What is being asked:
Please rewrite the data below with every "cell-extra" changed to "cell-misc" and nothing else altered, omitting the pictures.

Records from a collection
────────────────

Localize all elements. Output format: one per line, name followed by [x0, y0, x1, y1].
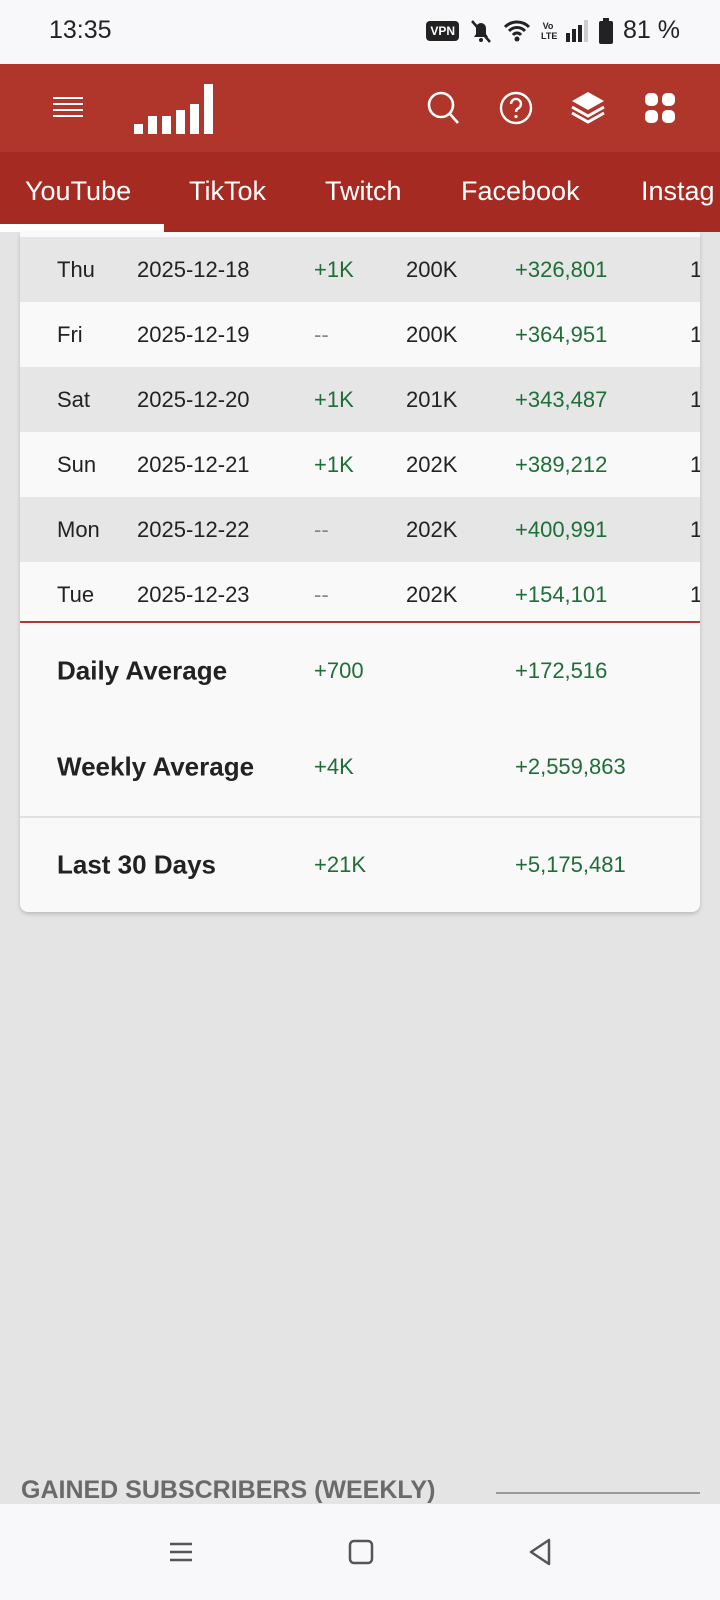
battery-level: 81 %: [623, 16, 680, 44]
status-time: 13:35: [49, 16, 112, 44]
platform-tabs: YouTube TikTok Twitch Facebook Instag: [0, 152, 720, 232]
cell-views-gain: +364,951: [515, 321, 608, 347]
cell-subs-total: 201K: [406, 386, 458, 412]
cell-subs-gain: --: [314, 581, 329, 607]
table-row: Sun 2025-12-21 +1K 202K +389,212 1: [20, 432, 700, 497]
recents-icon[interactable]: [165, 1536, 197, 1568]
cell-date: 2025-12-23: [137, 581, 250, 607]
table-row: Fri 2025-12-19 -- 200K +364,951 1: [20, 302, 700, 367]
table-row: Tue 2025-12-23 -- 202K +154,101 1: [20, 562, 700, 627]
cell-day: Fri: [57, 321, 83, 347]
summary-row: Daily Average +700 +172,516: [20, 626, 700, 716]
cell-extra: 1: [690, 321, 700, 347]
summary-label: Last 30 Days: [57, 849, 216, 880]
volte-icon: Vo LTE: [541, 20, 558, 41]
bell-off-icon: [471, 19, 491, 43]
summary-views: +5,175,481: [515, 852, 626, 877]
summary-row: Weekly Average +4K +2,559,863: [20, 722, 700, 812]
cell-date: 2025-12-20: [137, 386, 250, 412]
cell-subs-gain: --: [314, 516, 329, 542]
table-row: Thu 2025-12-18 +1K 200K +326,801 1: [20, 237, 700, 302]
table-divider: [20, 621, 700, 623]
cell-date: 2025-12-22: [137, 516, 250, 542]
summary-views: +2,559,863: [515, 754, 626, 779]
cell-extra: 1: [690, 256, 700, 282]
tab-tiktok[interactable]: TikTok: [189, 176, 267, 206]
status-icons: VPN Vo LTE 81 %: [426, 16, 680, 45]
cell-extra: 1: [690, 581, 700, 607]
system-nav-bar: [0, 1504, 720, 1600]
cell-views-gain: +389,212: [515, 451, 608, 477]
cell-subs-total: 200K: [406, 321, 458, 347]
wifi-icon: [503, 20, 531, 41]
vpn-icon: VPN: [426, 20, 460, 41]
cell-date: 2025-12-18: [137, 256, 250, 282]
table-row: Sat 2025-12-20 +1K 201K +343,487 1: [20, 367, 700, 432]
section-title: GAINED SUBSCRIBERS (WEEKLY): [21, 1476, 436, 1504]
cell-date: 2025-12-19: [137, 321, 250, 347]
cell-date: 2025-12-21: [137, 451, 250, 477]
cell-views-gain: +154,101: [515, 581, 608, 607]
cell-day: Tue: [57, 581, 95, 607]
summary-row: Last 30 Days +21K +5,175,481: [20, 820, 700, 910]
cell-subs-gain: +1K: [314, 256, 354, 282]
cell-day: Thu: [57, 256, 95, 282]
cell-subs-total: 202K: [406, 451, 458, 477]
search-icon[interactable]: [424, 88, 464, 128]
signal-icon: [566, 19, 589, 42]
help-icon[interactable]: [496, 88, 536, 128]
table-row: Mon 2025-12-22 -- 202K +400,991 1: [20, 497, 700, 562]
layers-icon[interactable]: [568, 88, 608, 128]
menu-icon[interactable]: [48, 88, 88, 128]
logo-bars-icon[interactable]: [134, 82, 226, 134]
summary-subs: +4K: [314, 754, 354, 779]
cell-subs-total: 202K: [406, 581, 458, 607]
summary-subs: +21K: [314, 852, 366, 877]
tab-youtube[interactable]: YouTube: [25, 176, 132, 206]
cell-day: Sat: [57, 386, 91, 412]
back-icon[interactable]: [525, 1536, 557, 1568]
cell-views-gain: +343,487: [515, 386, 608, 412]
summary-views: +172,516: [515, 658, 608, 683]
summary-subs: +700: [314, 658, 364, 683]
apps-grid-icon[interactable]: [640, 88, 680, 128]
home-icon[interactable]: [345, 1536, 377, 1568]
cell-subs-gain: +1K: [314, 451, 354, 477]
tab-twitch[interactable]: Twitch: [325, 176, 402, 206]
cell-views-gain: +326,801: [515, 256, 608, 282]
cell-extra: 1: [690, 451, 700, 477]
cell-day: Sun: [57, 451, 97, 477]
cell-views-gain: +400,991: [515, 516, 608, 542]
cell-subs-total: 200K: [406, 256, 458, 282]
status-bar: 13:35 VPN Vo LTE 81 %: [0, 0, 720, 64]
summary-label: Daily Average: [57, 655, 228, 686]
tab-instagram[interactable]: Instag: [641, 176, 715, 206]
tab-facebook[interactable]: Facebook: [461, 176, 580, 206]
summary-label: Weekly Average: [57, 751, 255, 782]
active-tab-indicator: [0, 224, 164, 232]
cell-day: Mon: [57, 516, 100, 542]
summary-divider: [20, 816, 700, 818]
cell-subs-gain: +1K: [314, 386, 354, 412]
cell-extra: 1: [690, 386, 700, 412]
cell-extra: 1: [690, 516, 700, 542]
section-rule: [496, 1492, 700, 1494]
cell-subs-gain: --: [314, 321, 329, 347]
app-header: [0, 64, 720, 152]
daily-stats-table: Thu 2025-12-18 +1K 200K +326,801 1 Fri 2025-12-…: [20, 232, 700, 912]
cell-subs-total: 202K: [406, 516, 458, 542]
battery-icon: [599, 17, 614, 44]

────────────────

Response below:
Localize all elements. Output format: one per line, name followed by [x0, y0, x1, y1].
battery-level: 81 %: [623, 16, 680, 44]
status-time: 13:35: [49, 16, 112, 44]
platform-tabs: YouTube TikTok Twitch Facebook Instag: [0, 152, 720, 232]
cell-views-gain: +364,951: [515, 321, 608, 347]
cell-subs-total: 201K: [406, 386, 458, 412]
cell-subs-gain: --: [314, 581, 329, 607]
table-row: Sun 2025-12-21 +1K 202K +389,212 1: [20, 432, 700, 497]
recents-icon[interactable]: [165, 1536, 197, 1568]
cell-date: 2025-12-23: [137, 581, 250, 607]
table-row: Fri 2025-12-19 -- 200K +364,951 1: [20, 302, 700, 367]
table-row: Tue 2025-12-23 -- 202K +154,101 1: [20, 562, 700, 627]
cell-day: Fri: [57, 321, 83, 347]
summary-row: Daily Average +700 +172,516: [20, 626, 700, 716]
cell-misc: 1: [690, 321, 700, 347]
summary-label: Last 30 Days: [57, 849, 216, 880]
volte-icon: Vo LTE: [541, 20, 558, 41]
bell-off-icon: [471, 19, 491, 43]
summary-views: +5,175,481: [515, 852, 626, 877]
summary-row: Weekly Average +4K +2,559,863: [20, 722, 700, 812]
cell-date: 2025-12-20: [137, 386, 250, 412]
cell-subs-gain: --: [314, 516, 329, 542]
table-row: Thu 2025-12-18 +1K 200K +326,801 1: [20, 237, 700, 302]
table-divider: [20, 621, 700, 623]
cell-date: 2025-12-22: [137, 516, 250, 542]
summary-views: +2,559,863: [515, 754, 626, 779]
cell-misc: 1: [690, 256, 700, 282]
tab-tiktok[interactable]: TikTok: [189, 176, 267, 206]
status-icons: VPN Vo LTE 81 %: [426, 16, 680, 45]
cell-misc: 1: [690, 581, 700, 607]
system-nav-bar: [0, 1504, 720, 1600]
cell-views-gain: +389,212: [515, 451, 608, 477]
cell-subs-total: 200K: [406, 321, 458, 347]
wifi-icon: [503, 20, 531, 41]
vpn-icon: VPN: [426, 20, 460, 41]
cell-date: 2025-12-18: [137, 256, 250, 282]
table-row: Sat 2025-12-20 +1K 201K +343,487 1: [20, 367, 700, 432]
section-title: GAINED SUBSCRIBERS (WEEKLY): [21, 1476, 436, 1504]
cell-date: 2025-12-19: [137, 321, 250, 347]
cell-date: 2025-12-21: [137, 451, 250, 477]
cell-views-gain: +154,101: [515, 581, 608, 607]
cell-day: Tue: [57, 581, 95, 607]
summary-row: Last 30 Days +21K +5,175,481: [20, 820, 700, 910]
cell-subs-gain: +1K: [314, 256, 354, 282]
cell-day: Thu: [57, 256, 95, 282]
cell-subs-total: 202K: [406, 451, 458, 477]
search-icon[interactable]: [424, 88, 464, 128]
signal-icon: [566, 19, 589, 42]
help-icon[interactable]: [496, 88, 536, 128]
table-row: Mon 2025-12-22 -- 202K +400,991 1: [20, 497, 700, 562]
layers-icon[interactable]: [568, 88, 608, 128]
menu-icon[interactable]: [48, 88, 88, 128]
logo-bars-icon[interactable]: [134, 82, 226, 134]
summary-subs: +4K: [314, 754, 354, 779]
cell-subs-total: 202K: [406, 581, 458, 607]
summary-subs: +21K: [314, 852, 366, 877]
tab-youtube[interactable]: YouTube: [25, 176, 132, 206]
cell-day: Sat: [57, 386, 91, 412]
back-icon[interactable]: [525, 1536, 557, 1568]
cell-views-gain: +343,487: [515, 386, 608, 412]
summary-views: +172,516: [515, 658, 608, 683]
summary-subs: +700: [314, 658, 364, 683]
apps-grid-icon[interactable]: [640, 88, 680, 128]
home-icon[interactable]: [345, 1536, 377, 1568]
cell-subs-gain: +1K: [314, 451, 354, 477]
tab-twitch[interactable]: Twitch: [325, 176, 402, 206]
cell-views-gain: +326,801: [515, 256, 608, 282]
cell-misc: 1: [690, 451, 700, 477]
cell-day: Sun: [57, 451, 97, 477]
cell-views-gain: +400,991: [515, 516, 608, 542]
cell-subs-total: 200K: [406, 256, 458, 282]
status-bar: 13:35 VPN Vo LTE 81 %: [0, 0, 720, 64]
summary-label: Daily Average: [57, 655, 228, 686]
tab-instagram[interactable]: Instag: [641, 176, 715, 206]
tab-facebook[interactable]: Facebook: [461, 176, 580, 206]
summary-label: Weekly Average: [57, 751, 255, 782]
active-tab-indicator: [0, 224, 164, 232]
cell-day: Mon: [57, 516, 100, 542]
summary-divider: [20, 816, 700, 818]
cell-subs-gain: +1K: [314, 386, 354, 412]
cell-misc: 1: [690, 386, 700, 412]
cell-misc: 1: [690, 516, 700, 542]
section-rule: [496, 1492, 700, 1494]
cell-subs-gain: --: [314, 321, 329, 347]
app-header: [0, 64, 720, 152]
daily-stats-table: Thu 2025-12-18 +1K 200K +326,801 1 Fri 2025-12-…: [20, 232, 700, 912]
cell-subs-total: 202K: [406, 516, 458, 542]
battery-icon: [599, 17, 614, 44]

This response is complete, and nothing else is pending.